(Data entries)
__________________________________________________

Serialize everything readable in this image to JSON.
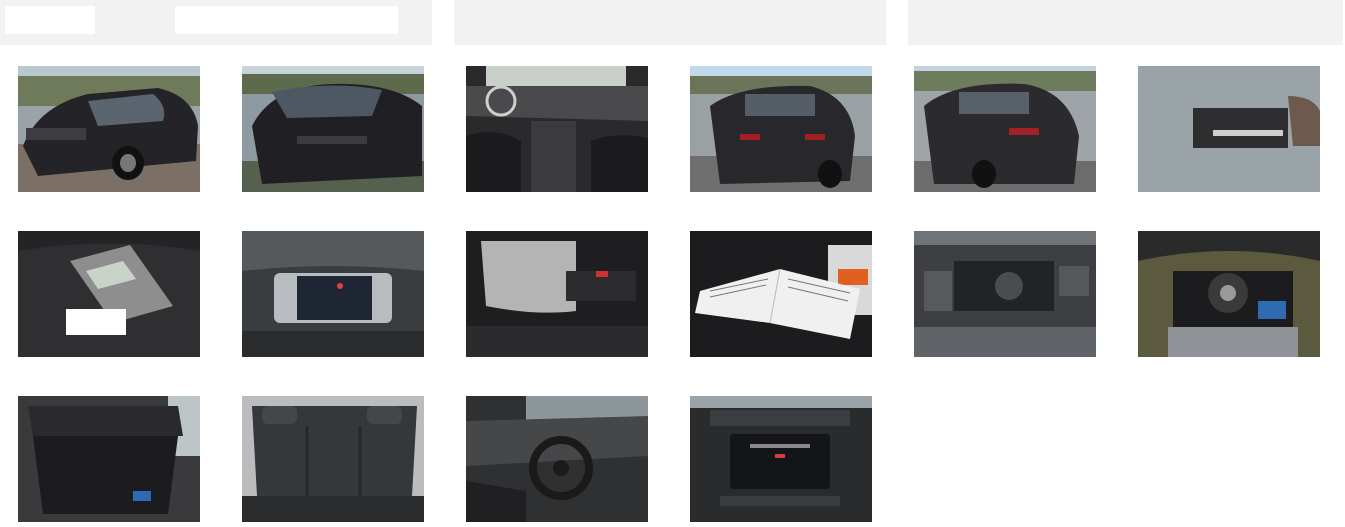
{
  "header": {
    "tabs": [
      "",
      "",
      ""
    ]
  },
  "gallery": {
    "photos": [
      {
        "subject": "car-front-three-quarter",
        "color": "#2b2b30"
      },
      {
        "subject": "car-front",
        "color": "#27272b"
      },
      {
        "subject": "car-interior-dashboard",
        "color": "#3a3a3c"
      },
      {
        "subject": "car-rear-three-quarter",
        "color": "#2a2a2e"
      },
      {
        "subject": "car-rear",
        "color": "#2c2c30"
      },
      {
        "subject": "vin-plate",
        "color": "#8a8f93"
      },
      {
        "subject": "owner-manual-in-trunk",
        "color": "#262626"
      },
      {
        "subject": "instrument-cluster",
        "color": "#2e3134"
      },
      {
        "subject": "door-panel",
        "color": "#1f1f21"
      },
      {
        "subject": "service-booklet",
        "color": "#1e1e20"
      },
      {
        "subject": "engine-bay",
        "color": "#3b3d40"
      },
      {
        "subject": "spare-wheel-well",
        "color": "#4a4a3a"
      },
      {
        "subject": "open-trunk",
        "color": "#303032"
      },
      {
        "subject": "rear-seats",
        "color": "#3d3e40"
      },
      {
        "subject": "steering-wheel",
        "color": "#2f3032"
      },
      {
        "subject": "infotainment-screen",
        "color": "#232325"
      }
    ]
  }
}
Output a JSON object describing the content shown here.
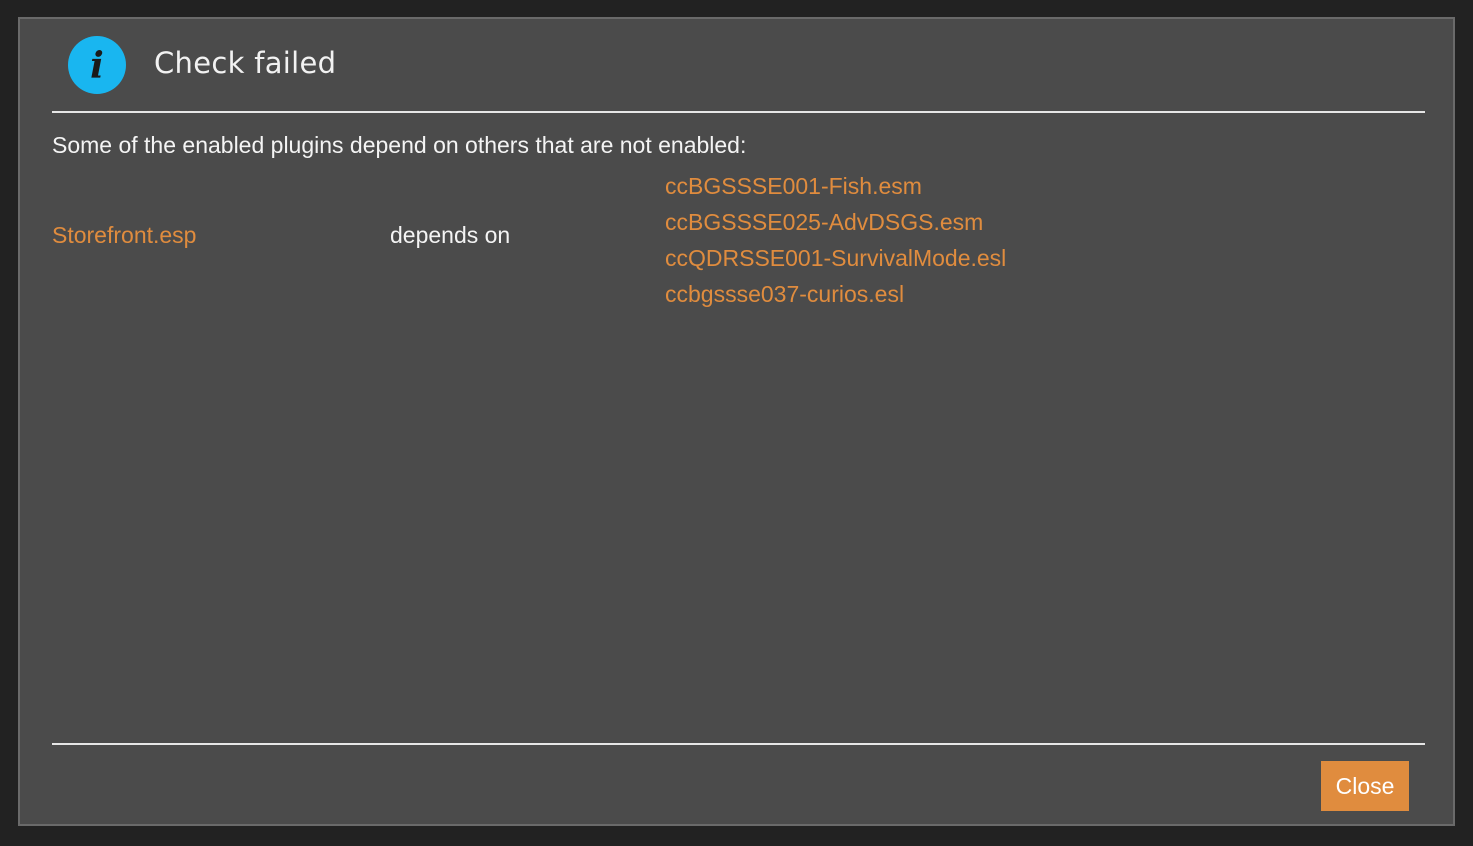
{
  "dialog": {
    "icon": "info-icon",
    "icon_glyph": "i",
    "icon_color": "#19b6f0",
    "title": "Check failed"
  },
  "body": {
    "message": "Some of the enabled plugins depend on others that are not enabled:",
    "entries": [
      {
        "plugin": "Storefront.esp",
        "relation": "depends on",
        "dependencies": [
          "ccBGSSSE001-Fish.esm",
          "ccBGSSSE025-AdvDSGS.esm",
          "ccQDRSSE001-SurvivalMode.esl",
          "ccbgssse037-curios.esl"
        ]
      }
    ]
  },
  "footer": {
    "close_label": "Close"
  },
  "colors": {
    "accent": "#e08c3e",
    "dialog_background": "#4b4b4b",
    "text": "#f4f4f4"
  }
}
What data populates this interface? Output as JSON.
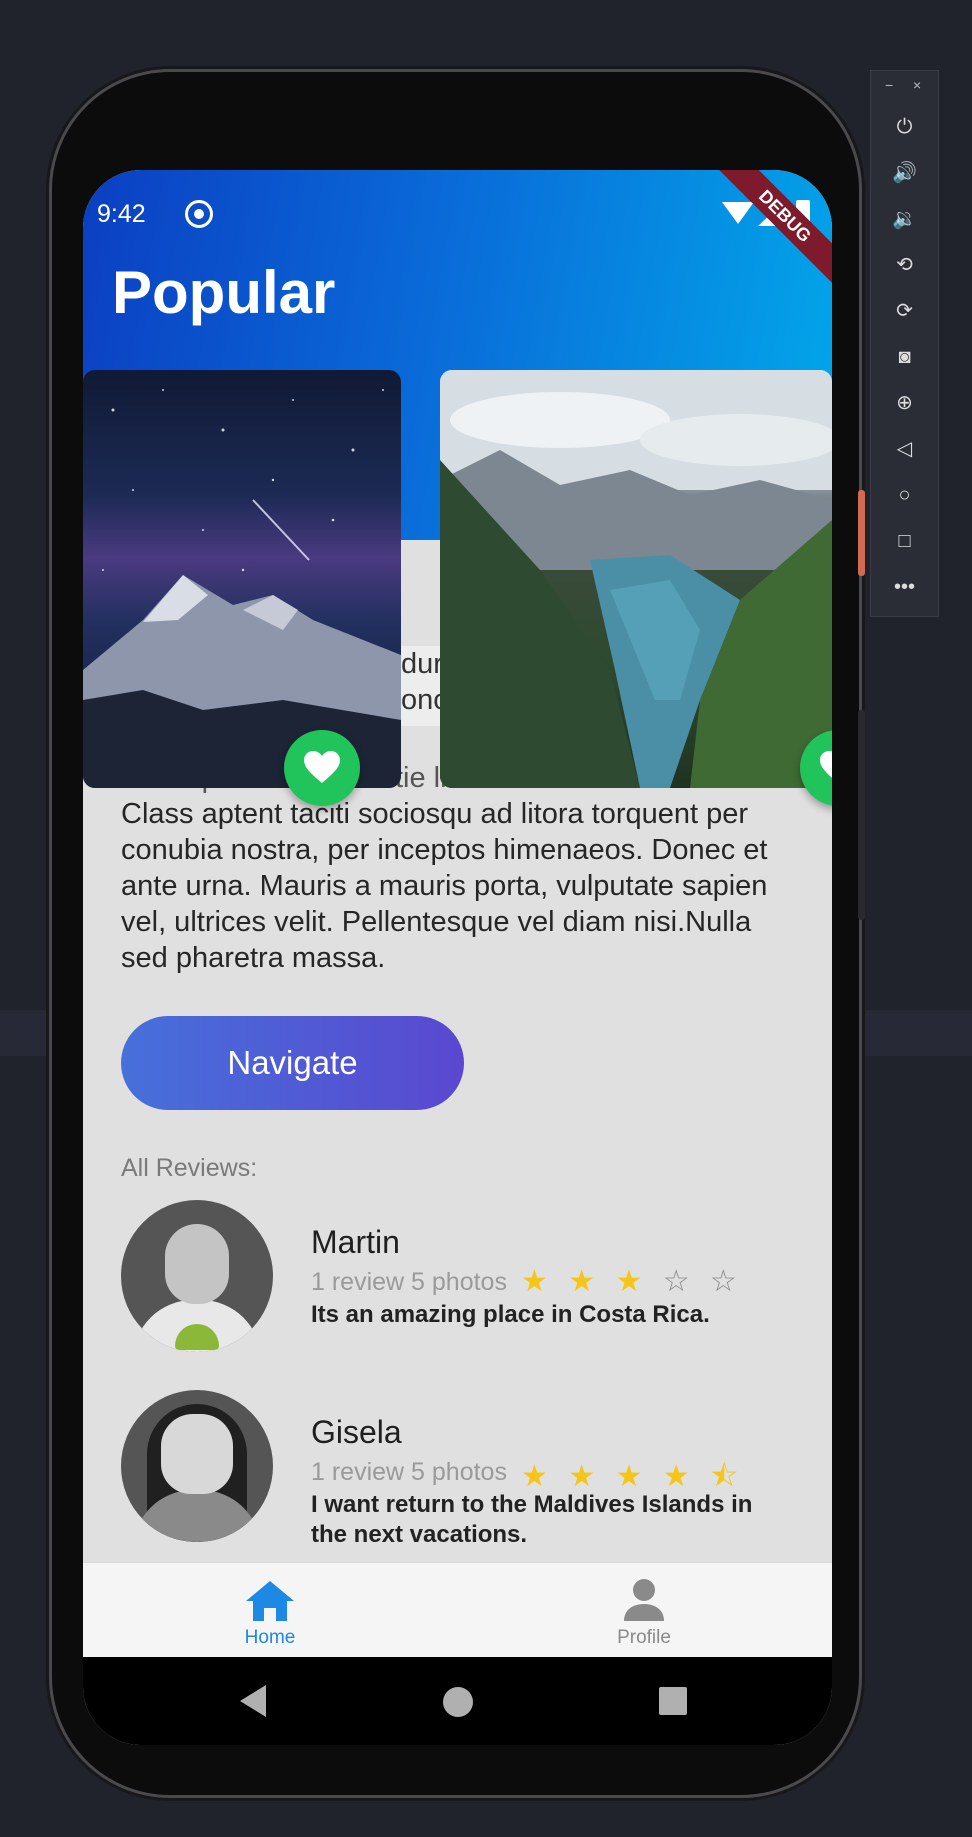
{
  "status_bar": {
    "time": "9:42",
    "debug_banner": "DEBUG"
  },
  "header": {
    "title": "Popular"
  },
  "cards": [
    {
      "name": "Night sky over snowy mountains",
      "favorited": true
    },
    {
      "name": "Lake between forested mountains",
      "favorited": true
    }
  ],
  "description": {
    "peek_line1": "dur",
    "peek_line2": "onc",
    "partial_line": "Morbi pharetra molestie libero nec accumsan.",
    "text": "Class aptent taciti sociosqu ad litora torquent per conubia nostra, per inceptos himenaeos. Donec et ante urna. Mauris a mauris porta, vulputate sapien vel, ultrices velit. Pellentesque vel diam nisi.Nulla sed pharetra massa."
  },
  "navigate_button": {
    "label": "Navigate"
  },
  "reviews": {
    "label": "All Reviews:",
    "items": [
      {
        "name": "Martin",
        "meta": "1 review 5 photos",
        "rating": 3,
        "stars_filled": "★ ★ ★",
        "stars_empty": " ☆ ☆",
        "text": "Its an amazing place in Costa Rica."
      },
      {
        "name": "Gisela",
        "meta": "1 review 5 photos",
        "rating": 4.5,
        "stars_filled": "★ ★ ★ ★",
        "stars_empty": " ⯪",
        "text": "I want return to the Maldives Islands in the next vacations."
      }
    ]
  },
  "tabs": [
    {
      "label": "Home",
      "active": true,
      "icon": "home-icon"
    },
    {
      "label": "Profile",
      "active": false,
      "icon": "person-icon"
    }
  ],
  "colors": {
    "header_gradient_start": "#0b3fc2",
    "header_gradient_end": "#02a8ea",
    "accent_blue": "#1e88e5",
    "fav_green": "#21c45a",
    "star_gold": "#f5c518",
    "navigate_gradient_start": "#4670da",
    "navigate_gradient_end": "#5a48d0"
  },
  "emulator_toolbar": {
    "minimize": "−",
    "close": "×",
    "more": "•••"
  }
}
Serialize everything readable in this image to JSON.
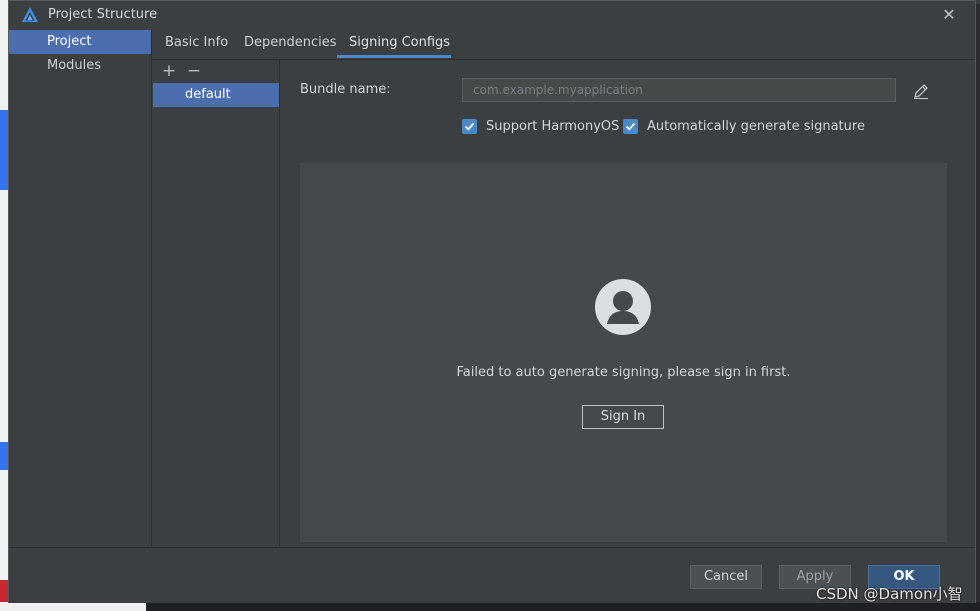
{
  "window": {
    "title": "Project Structure",
    "close_glyph": "✕"
  },
  "nav": {
    "items": [
      {
        "label": "Project",
        "selected": true
      },
      {
        "label": "Modules",
        "selected": false
      }
    ]
  },
  "tabs": [
    {
      "label": "Basic Info",
      "active": false
    },
    {
      "label": "Dependencies",
      "active": false
    },
    {
      "label": "Signing Configs",
      "active": true
    }
  ],
  "configs": {
    "add_glyph": "+",
    "remove_glyph": "−",
    "items": [
      {
        "label": "default",
        "selected": true
      }
    ]
  },
  "bundle": {
    "label": "Bundle name:",
    "value": "",
    "placeholder": "com.example.myapplication"
  },
  "checkboxes": {
    "support_harmonyos": {
      "label": "Support HarmonyOS",
      "checked": true
    },
    "auto_signature": {
      "label": "Automatically generate signature",
      "checked": true
    }
  },
  "signin": {
    "message": "Failed to auto generate signing, please sign in first.",
    "button_label": "Sign In"
  },
  "footer": {
    "cancel_label": "Cancel",
    "apply_label": "Apply",
    "ok_label": "OK"
  },
  "watermark": "CSDN @Damon小智",
  "colors": {
    "accent": "#4a88c7",
    "selection": "#4b6eaf",
    "ok_button": "#365880",
    "dialog_bg": "#3c3f41"
  },
  "icons": {
    "app": "harmony-logo-icon",
    "close": "close-icon",
    "edit": "pencil-icon",
    "avatar": "user-avatar-icon",
    "check": "checkmark-icon"
  }
}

__________________________________________________

INSTRUCTIONS TO FOLLOW: Gather up, from the records above, each line where the word "mountains" appears.

FINISHED EXERCISE:
      "name": "Night sky over snowy mountains",
      "name": "Lake between forested mountains",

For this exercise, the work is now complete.